-- START OF Material for the task --

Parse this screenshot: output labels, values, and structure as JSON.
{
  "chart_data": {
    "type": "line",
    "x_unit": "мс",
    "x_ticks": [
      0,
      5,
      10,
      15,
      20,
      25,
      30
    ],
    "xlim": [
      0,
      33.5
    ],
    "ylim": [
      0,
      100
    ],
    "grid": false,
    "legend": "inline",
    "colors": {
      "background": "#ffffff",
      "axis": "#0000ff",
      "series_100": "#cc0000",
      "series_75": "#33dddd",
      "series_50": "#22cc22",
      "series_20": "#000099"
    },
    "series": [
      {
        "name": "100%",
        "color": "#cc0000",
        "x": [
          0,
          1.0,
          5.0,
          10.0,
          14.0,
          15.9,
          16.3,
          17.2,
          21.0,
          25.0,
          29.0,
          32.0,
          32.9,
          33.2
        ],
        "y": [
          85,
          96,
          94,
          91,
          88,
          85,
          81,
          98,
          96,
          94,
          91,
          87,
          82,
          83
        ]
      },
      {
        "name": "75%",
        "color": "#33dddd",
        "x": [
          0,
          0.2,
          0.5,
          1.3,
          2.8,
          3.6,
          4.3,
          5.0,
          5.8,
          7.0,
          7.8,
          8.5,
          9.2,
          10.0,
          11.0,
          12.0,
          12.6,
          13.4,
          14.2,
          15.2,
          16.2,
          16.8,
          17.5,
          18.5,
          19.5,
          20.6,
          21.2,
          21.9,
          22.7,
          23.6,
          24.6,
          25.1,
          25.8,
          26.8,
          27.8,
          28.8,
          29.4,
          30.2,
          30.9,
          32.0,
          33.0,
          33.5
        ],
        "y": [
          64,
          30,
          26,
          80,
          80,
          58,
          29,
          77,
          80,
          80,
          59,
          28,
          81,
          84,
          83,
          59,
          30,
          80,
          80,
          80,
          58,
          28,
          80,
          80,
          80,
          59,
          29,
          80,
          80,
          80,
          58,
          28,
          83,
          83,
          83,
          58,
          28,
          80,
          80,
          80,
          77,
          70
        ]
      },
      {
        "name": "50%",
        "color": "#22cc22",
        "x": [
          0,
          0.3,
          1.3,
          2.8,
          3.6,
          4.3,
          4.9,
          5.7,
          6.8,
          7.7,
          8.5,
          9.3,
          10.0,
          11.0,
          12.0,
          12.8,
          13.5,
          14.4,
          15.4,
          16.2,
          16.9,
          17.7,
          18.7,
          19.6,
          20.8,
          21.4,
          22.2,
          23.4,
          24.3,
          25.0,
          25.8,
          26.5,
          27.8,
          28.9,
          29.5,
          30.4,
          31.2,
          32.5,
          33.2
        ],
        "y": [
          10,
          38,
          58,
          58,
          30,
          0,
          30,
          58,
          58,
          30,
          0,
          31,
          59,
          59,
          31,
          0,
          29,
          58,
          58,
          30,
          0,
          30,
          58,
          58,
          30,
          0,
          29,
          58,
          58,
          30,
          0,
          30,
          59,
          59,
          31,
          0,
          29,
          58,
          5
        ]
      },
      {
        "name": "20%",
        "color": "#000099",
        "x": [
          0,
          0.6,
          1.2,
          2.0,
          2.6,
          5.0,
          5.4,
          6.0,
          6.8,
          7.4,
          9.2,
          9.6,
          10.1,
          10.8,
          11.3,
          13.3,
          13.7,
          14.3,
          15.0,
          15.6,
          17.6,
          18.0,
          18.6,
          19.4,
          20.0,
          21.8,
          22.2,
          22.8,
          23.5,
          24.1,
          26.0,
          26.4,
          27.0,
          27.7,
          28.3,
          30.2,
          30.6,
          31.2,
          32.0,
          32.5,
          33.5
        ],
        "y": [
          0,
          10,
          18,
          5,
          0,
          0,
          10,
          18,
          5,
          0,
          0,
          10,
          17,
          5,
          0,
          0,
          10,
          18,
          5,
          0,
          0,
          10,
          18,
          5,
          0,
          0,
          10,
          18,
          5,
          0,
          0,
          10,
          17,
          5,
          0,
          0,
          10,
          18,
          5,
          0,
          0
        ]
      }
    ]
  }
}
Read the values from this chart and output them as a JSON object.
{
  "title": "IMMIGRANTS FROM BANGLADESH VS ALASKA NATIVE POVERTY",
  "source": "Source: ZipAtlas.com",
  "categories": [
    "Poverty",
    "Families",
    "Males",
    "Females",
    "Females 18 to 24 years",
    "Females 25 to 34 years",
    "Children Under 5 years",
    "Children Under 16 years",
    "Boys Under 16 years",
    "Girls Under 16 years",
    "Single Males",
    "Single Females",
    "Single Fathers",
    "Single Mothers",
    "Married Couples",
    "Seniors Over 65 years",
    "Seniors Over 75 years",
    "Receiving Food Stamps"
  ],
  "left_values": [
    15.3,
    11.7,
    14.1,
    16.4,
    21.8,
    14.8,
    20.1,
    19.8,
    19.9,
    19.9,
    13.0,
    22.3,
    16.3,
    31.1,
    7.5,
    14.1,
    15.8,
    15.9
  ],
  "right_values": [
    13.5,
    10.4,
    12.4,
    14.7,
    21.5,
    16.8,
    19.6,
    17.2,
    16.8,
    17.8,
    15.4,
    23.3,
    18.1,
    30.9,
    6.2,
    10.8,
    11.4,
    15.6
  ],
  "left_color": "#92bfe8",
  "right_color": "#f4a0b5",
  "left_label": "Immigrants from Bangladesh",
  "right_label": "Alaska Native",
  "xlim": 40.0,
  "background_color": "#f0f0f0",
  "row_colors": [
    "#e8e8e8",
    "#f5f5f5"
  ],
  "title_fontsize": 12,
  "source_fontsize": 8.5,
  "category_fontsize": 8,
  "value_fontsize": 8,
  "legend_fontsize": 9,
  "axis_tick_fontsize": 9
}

-- END OF Material for the task --

#### What is expected
Reproduce the lines from the one containing "Read the values" to the end of the entries, keeping both ends and adding nothing.

#### Output for this exercise
Read the values from this chart and output them as a JSON object.
{
  "title": "IMMIGRANTS FROM BANGLADESH VS ALASKA NATIVE POVERTY",
  "source": "Source: ZipAtlas.com",
  "categories": [
    "Poverty",
    "Families",
    "Males",
    "Females",
    "Females 18 to 24 years",
    "Females 25 to 34 years",
    "Children Under 5 years",
    "Children Under 16 years",
    "Boys Under 16 years",
    "Girls Under 16 years",
    "Single Males",
    "Single Females",
    "Single Fathers",
    "Single Mothers",
    "Married Couples",
    "Seniors Over 65 years",
    "Seniors Over 75 years",
    "Receiving Food Stamps"
  ],
  "left_values": [
    15.3,
    11.7,
    14.1,
    16.4,
    21.8,
    14.8,
    20.1,
    19.8,
    19.9,
    19.9,
    13.0,
    22.3,
    16.3,
    31.1,
    7.5,
    14.1,
    15.8,
    15.9
  ],
  "right_values": [
    13.5,
    10.4,
    12.4,
    14.7,
    21.5,
    16.8,
    19.6,
    17.2,
    16.8,
    17.8,
    15.4,
    23.3,
    18.1,
    30.9,
    6.2,
    10.8,
    11.4,
    15.6
  ],
  "left_color": "#92bfe8",
  "right_color": "#f4a0b5",
  "left_label": "Immigrants from Bangladesh",
  "right_label": "Alaska Native",
  "xlim": 40.0,
  "background_color": "#f0f0f0",
  "row_colors": [
    "#e8e8e8",
    "#f5f5f5"
  ],
  "title_fontsize": 12,
  "source_fontsize": 8.5,
  "category_fontsize": 8,
  "value_fontsize": 8,
  "legend_fontsize": 9,
  "axis_tick_fontsize": 9
}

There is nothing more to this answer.